- GOAL -
Write the data out again, character for character, with no images.

- INPUT -
◇ ◇ ◇

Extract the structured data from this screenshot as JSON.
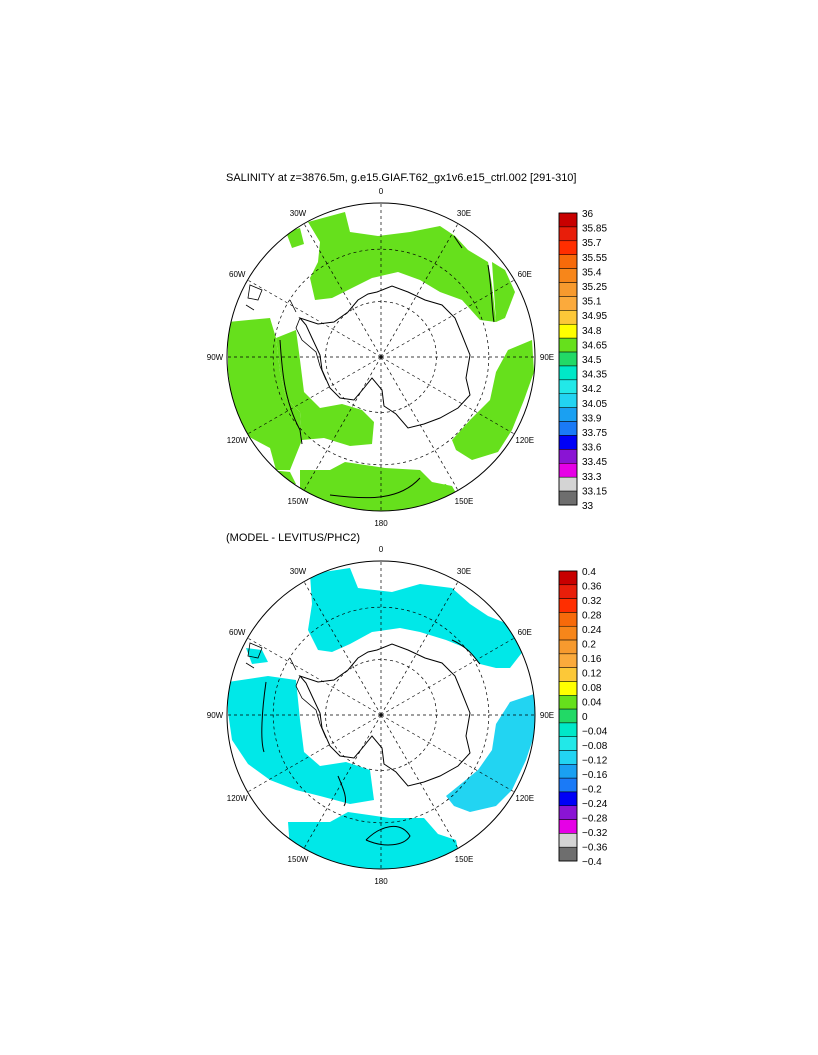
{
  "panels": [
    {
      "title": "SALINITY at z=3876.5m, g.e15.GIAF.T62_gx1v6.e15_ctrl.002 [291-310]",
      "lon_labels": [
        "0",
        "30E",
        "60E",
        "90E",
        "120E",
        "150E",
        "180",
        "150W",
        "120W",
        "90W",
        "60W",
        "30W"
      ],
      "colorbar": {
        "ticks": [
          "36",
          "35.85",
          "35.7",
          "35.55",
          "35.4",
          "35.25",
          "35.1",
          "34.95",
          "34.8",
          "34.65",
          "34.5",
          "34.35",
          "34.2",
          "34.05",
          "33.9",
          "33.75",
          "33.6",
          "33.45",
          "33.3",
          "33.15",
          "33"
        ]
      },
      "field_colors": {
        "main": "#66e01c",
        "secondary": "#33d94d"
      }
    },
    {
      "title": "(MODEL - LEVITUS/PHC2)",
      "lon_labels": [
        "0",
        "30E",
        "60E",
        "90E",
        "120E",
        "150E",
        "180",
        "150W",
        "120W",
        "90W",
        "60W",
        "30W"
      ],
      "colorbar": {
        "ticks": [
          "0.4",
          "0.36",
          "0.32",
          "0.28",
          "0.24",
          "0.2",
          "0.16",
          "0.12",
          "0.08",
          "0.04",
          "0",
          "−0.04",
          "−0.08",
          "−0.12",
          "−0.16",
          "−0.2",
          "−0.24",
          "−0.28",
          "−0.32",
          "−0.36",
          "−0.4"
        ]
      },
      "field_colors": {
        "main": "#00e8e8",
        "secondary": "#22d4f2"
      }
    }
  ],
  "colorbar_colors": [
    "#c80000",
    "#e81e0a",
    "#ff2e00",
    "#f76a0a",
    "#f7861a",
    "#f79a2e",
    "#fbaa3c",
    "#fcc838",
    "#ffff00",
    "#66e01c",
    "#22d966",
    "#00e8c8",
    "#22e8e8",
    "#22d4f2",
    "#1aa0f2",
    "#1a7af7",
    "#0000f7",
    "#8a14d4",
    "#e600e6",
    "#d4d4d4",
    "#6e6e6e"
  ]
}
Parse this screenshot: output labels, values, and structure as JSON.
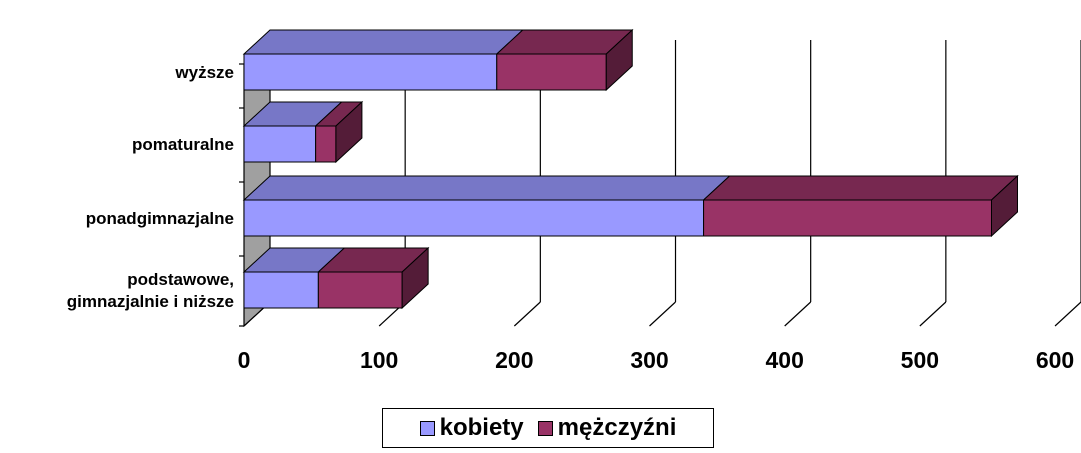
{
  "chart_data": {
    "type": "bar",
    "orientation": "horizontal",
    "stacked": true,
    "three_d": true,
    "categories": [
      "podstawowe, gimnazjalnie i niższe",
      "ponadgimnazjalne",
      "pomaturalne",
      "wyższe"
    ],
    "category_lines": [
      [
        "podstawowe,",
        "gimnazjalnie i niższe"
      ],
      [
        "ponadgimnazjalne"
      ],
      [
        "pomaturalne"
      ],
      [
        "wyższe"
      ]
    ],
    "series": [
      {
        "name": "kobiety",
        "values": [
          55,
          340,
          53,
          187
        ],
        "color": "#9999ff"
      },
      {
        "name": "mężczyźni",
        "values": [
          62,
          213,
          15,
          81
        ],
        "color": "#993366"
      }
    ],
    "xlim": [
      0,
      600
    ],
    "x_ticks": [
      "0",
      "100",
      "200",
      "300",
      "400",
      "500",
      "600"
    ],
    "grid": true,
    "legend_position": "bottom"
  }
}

◇ ◇ ◇

- CORRECT ANSWER -
Extract the structured data from this screenshot as JSON.
{
  "panels": [
    {
      "title": "SALINITY at z=3876.5m, g.e15.GIAF.T62_gx1v6.e15_ctrl.002 [291-310]",
      "lon_labels": [
        "0",
        "30E",
        "60E",
        "90E",
        "120E",
        "150E",
        "180",
        "150W",
        "120W",
        "90W",
        "60W",
        "30W"
      ],
      "colorbar": {
        "ticks": [
          "36",
          "35.85",
          "35.7",
          "35.55",
          "35.4",
          "35.25",
          "35.1",
          "34.95",
          "34.8",
          "34.65",
          "34.5",
          "34.35",
          "34.2",
          "34.05",
          "33.9",
          "33.75",
          "33.6",
          "33.45",
          "33.3",
          "33.15",
          "33"
        ]
      },
      "field_colors": {
        "main": "#66e01c",
        "secondary": "#33d94d"
      }
    },
    {
      "title": "(MODEL - LEVITUS/PHC2)",
      "lon_labels": [
        "0",
        "30E",
        "60E",
        "90E",
        "120E",
        "150E",
        "180",
        "150W",
        "120W",
        "90W",
        "60W",
        "30W"
      ],
      "colorbar": {
        "ticks": [
          "0.4",
          "0.36",
          "0.32",
          "0.28",
          "0.24",
          "0.2",
          "0.16",
          "0.12",
          "0.08",
          "0.04",
          "0",
          "−0.04",
          "−0.08",
          "−0.12",
          "−0.16",
          "−0.2",
          "−0.24",
          "−0.28",
          "−0.32",
          "−0.36",
          "−0.4"
        ]
      },
      "field_colors": {
        "main": "#00e8e8",
        "secondary": "#22d4f2"
      }
    }
  ],
  "colorbar_colors": [
    "#c80000",
    "#e81e0a",
    "#ff2e00",
    "#f76a0a",
    "#f7861a",
    "#f79a2e",
    "#fbaa3c",
    "#fcc838",
    "#ffff00",
    "#66e01c",
    "#22d966",
    "#00e8c8",
    "#22e8e8",
    "#22d4f2",
    "#1aa0f2",
    "#1a7af7",
    "#0000f7",
    "#8a14d4",
    "#e600e6",
    "#d4d4d4",
    "#6e6e6e"
  ]
}
Parse this screenshot: output labels, values, and structure as JSON.
{
  "chart_data": {
    "type": "bar",
    "orientation": "horizontal",
    "stacked": true,
    "three_d": true,
    "categories": [
      "podstawowe, gimnazjalnie i niższe",
      "ponadgimnazjalne",
      "pomaturalne",
      "wyższe"
    ],
    "category_lines": [
      [
        "podstawowe,",
        "gimnazjalnie i niższe"
      ],
      [
        "ponadgimnazjalne"
      ],
      [
        "pomaturalne"
      ],
      [
        "wyższe"
      ]
    ],
    "series": [
      {
        "name": "kobiety",
        "values": [
          55,
          340,
          53,
          187
        ],
        "color": "#9999ff"
      },
      {
        "name": "mężczyźni",
        "values": [
          62,
          213,
          15,
          81
        ],
        "color": "#993366"
      }
    ],
    "xlim": [
      0,
      600
    ],
    "x_ticks": [
      "0",
      "100",
      "200",
      "300",
      "400",
      "500",
      "600"
    ],
    "grid": true,
    "legend_position": "bottom"
  }
}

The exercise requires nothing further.